Exercise directions: Your task is to give the data again, exactly, with every line intact.

Extracted data entries:

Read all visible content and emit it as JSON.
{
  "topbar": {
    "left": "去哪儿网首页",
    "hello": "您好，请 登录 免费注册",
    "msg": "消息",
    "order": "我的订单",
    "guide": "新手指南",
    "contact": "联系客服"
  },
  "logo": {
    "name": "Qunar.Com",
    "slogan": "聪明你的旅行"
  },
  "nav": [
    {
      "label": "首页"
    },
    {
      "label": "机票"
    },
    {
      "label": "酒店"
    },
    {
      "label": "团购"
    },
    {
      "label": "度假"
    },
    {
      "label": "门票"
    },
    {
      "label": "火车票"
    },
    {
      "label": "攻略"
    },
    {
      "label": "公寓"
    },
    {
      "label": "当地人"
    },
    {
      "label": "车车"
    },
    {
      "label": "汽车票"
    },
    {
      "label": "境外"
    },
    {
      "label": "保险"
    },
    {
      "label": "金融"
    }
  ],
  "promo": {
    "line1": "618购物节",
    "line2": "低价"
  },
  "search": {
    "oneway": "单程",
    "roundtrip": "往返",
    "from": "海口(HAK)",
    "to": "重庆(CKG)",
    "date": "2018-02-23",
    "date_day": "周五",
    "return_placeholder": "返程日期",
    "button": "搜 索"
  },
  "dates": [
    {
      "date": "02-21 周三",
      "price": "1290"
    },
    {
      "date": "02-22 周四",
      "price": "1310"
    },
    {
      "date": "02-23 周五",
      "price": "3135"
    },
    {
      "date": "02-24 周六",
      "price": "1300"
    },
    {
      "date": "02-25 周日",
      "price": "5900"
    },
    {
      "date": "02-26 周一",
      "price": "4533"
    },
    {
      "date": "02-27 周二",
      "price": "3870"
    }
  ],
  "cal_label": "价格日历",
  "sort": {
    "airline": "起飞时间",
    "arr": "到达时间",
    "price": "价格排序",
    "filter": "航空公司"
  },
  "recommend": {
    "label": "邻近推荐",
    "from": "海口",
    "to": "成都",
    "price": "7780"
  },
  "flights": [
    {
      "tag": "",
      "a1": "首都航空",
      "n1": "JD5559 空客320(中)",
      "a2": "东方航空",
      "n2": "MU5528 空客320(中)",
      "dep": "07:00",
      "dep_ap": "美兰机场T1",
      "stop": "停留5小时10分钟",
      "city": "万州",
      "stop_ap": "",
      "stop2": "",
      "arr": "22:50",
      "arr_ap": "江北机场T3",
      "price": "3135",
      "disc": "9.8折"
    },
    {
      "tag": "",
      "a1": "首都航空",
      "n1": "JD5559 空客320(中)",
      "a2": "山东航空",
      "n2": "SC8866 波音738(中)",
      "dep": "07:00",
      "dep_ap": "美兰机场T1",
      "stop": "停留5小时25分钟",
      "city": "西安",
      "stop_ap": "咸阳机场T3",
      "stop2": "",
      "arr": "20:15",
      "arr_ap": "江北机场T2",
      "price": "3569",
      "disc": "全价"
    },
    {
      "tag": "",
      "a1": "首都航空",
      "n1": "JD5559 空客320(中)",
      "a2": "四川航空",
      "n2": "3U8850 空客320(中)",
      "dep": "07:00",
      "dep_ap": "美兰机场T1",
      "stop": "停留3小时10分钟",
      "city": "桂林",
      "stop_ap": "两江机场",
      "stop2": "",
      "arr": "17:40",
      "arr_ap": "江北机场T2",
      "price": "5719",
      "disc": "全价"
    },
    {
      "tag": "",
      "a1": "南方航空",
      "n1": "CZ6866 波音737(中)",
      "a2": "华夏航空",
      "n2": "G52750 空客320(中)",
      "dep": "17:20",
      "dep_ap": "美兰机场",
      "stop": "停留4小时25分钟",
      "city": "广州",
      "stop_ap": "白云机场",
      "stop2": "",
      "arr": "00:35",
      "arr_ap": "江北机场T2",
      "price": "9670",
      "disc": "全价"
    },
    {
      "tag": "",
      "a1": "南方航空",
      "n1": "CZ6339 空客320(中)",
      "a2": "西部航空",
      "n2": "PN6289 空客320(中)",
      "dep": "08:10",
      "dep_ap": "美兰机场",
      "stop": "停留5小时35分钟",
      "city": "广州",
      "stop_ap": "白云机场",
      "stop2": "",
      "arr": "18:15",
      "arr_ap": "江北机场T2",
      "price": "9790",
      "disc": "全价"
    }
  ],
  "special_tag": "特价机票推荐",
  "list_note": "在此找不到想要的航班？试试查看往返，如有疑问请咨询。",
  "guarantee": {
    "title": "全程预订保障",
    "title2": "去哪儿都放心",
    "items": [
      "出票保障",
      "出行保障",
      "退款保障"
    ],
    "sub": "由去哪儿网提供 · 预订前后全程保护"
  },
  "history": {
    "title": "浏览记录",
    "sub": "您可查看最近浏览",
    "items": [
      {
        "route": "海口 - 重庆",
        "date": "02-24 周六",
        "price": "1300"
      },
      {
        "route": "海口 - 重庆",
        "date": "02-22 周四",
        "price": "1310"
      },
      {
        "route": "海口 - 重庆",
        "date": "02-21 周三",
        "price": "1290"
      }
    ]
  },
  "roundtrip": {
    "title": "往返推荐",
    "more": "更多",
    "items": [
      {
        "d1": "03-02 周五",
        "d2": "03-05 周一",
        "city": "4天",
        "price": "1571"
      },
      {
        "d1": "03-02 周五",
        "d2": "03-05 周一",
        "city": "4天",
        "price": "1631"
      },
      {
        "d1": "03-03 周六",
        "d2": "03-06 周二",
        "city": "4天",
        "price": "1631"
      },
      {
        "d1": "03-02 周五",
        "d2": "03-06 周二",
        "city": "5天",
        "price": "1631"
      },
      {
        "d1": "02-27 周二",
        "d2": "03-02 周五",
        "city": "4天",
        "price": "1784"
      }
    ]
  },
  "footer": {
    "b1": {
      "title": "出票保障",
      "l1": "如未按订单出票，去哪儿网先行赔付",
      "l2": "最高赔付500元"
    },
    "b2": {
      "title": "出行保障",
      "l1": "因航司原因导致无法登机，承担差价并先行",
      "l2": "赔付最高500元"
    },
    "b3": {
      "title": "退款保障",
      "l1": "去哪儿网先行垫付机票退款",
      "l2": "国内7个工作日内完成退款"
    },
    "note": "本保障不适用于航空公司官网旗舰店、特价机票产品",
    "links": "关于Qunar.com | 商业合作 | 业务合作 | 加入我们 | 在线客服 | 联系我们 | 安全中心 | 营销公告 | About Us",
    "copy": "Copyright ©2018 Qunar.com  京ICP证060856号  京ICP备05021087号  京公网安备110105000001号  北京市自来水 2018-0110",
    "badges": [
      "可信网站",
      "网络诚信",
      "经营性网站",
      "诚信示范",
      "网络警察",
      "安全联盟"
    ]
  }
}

The output:
Read all visible content and emit it as JSON.
{
  "topbar": {
    "left": "去哪儿网首页",
    "hello": "您好，请 登录 免费注册",
    "msg": "消息",
    "order": "我的订单",
    "guide": "新手指南",
    "contact": "联系客服"
  },
  "logo": {
    "name": "Qunar.Com",
    "slogan": "聪明你的旅行"
  },
  "nav": [
    {
      "label": "首页"
    },
    {
      "label": "机票"
    },
    {
      "label": "酒店"
    },
    {
      "label": "团购"
    },
    {
      "label": "度假"
    },
    {
      "label": "门票"
    },
    {
      "label": "火车票"
    },
    {
      "label": "攻略"
    },
    {
      "label": "公寓"
    },
    {
      "label": "当地人"
    },
    {
      "label": "车车"
    },
    {
      "label": "汽车票"
    },
    {
      "label": "境外"
    },
    {
      "label": "保险"
    },
    {
      "label": "金融"
    }
  ],
  "promo": {
    "line1": "618购物节",
    "line2": "低价"
  },
  "search": {
    "oneway": "单程",
    "roundtrip": "往返",
    "from": "海口(HAK)",
    "to": "重庆(CKG)",
    "date": "2018-02-23",
    "date_day": "周五",
    "return_placeholder": "返程日期",
    "button": "搜 索"
  },
  "dates": [
    {
      "date": "02-21 周三",
      "price": "1290"
    },
    {
      "date": "02-22 周四",
      "price": "1310"
    },
    {
      "date": "02-23 周五",
      "price": "3135"
    },
    {
      "date": "02-24 周六",
      "price": "1300"
    },
    {
      "date": "02-25 周日",
      "price": "5900"
    },
    {
      "date": "02-26 周一",
      "price": "4533"
    },
    {
      "date": "02-27 周二",
      "price": "3870"
    }
  ],
  "cal_label": "价格日历",
  "sort": {
    "airline": "起飞时间",
    "arr": "到达时间",
    "price": "价格排序",
    "filter": "航空公司"
  },
  "recommend": {
    "label": "邻近推荐",
    "from": "海口",
    "to": "成都",
    "price": "7780"
  },
  "flights": [
    {
      "tag": "",
      "a1": "首都航空",
      "n1": "JD5559 空客320(中)",
      "a2": "东方航空",
      "n2": "MU5528 空客320(中)",
      "dep": "07:00",
      "dep_ap": "美兰机场T1",
      "stop": "停留5小时10分钟",
      "city": "万州",
      "stop_ap": "",
      "stop2": "",
      "arr": "22:50",
      "arr_ap": "江北机场T3",
      "price": "3135",
      "disc": "9.8折"
    },
    {
      "tag": "",
      "a1": "首都航空",
      "n1": "JD5559 空客320(中)",
      "a2": "山东航空",
      "n2": "SC8866 波音738(中)",
      "dep": "07:00",
      "dep_ap": "美兰机场T1",
      "stop": "停留5小时25分钟",
      "city": "西安",
      "stop_ap": "咸阳机场T3",
      "stop2": "",
      "arr": "20:15",
      "arr_ap": "江北机场T2",
      "price": "3569",
      "disc": "全价"
    },
    {
      "tag": "",
      "a1": "首都航空",
      "n1": "JD5559 空客320(中)",
      "a2": "四川航空",
      "n2": "3U8850 空客320(中)",
      "dep": "07:00",
      "dep_ap": "美兰机场T1",
      "stop": "停留3小时10分钟",
      "city": "桂林",
      "stop_ap": "两江机场",
      "stop2": "",
      "arr": "17:40",
      "arr_ap": "江北机场T2",
      "price": "5719",
      "disc": "全价"
    },
    {
      "tag": "",
      "a1": "南方航空",
      "n1": "CZ6866 波音737(中)",
      "a2": "华夏航空",
      "n2": "G52750 空客320(中)",
      "dep": "17:20",
      "dep_ap": "美兰机场",
      "stop": "停留4小时25分钟",
      "city": "广州",
      "stop_ap": "白云机场",
      "stop2": "",
      "arr": "00:35",
      "arr_ap": "江北机场T2",
      "price": "9670",
      "disc": "全价"
    },
    {
      "tag": "",
      "a1": "南方航空",
      "n1": "CZ6339 空客320(中)",
      "a2": "西部航空",
      "n2": "PN6289 空客320(中)",
      "dep": "08:10",
      "dep_ap": "美兰机场",
      "stop": "停留5小时35分钟",
      "city": "广州",
      "stop_ap": "白云机场",
      "stop2": "",
      "arr": "18:15",
      "arr_ap": "江北机场T2",
      "price": "9790",
      "disc": "全价"
    }
  ],
  "special_tag": "特价机票推荐",
  "list_note": "在此找不到想要的航班？试试查看往返，如有疑问请咨询。",
  "guarantee": {
    "title": "全程预订保障",
    "title2": "去哪儿都放心",
    "items": [
      "出票保障",
      "出行保障",
      "退款保障"
    ],
    "sub": "由去哪儿网提供 · 预订前后全程保护"
  },
  "history": {
    "title": "浏览记录",
    "sub": "您可查看最近浏览",
    "items": [
      {
        "route": "海口 - 重庆",
        "date": "02-24 周六",
        "price": "1300"
      },
      {
        "route": "海口 - 重庆",
        "date": "02-22 周四",
        "price": "1310"
      },
      {
        "route": "海口 - 重庆",
        "date": "02-21 周三",
        "price": "1290"
      }
    ]
  },
  "roundtrip": {
    "title": "往返推荐",
    "more": "更多",
    "items": [
      {
        "d1": "03-02 周五",
        "d2": "03-05 周一",
        "city": "4天",
        "price": "1571"
      },
      {
        "d1": "03-02 周五",
        "d2": "03-05 周一",
        "city": "4天",
        "price": "1631"
      },
      {
        "d1": "03-03 周六",
        "d2": "03-06 周二",
        "city": "4天",
        "price": "1631"
      },
      {
        "d1": "03-02 周五",
        "d2": "03-06 周二",
        "city": "5天",
        "price": "1631"
      },
      {
        "d1": "02-27 周二",
        "d2": "03-02 周五",
        "city": "4天",
        "price": "1784"
      }
    ]
  },
  "footer": {
    "b1": {
      "title": "出票保障",
      "l1": "如未按订单出票，去哪儿网先行赔付",
      "l2": "最高赔付500元"
    },
    "b2": {
      "title": "出行保障",
      "l1": "因航司原因导致无法登机，承担差价并先行",
      "l2": "赔付最高500元"
    },
    "b3": {
      "title": "退款保障",
      "l1": "去哪儿网先行垫付机票退款",
      "l2": "国内7个工作日内完成退款"
    },
    "note": "本保障不适用于航空公司官网旗舰店、特价机票产品",
    "links": "关于Qunar.com | 商业合作 | 业务合作 | 加入我们 | 在线客服 | 联系我们 | 安全中心 | 营销公告 | About Us",
    "copy": "Copyright ©2018 Qunar.com  京ICP证060856号  京ICP备05021087号  京公网安备110105000001号  北京市自来水 2018-0110",
    "badges": [
      "可信网站",
      "网络诚信",
      "经营性网站",
      "诚信示范",
      "网络警察",
      "安全联盟"
    ]
  }
}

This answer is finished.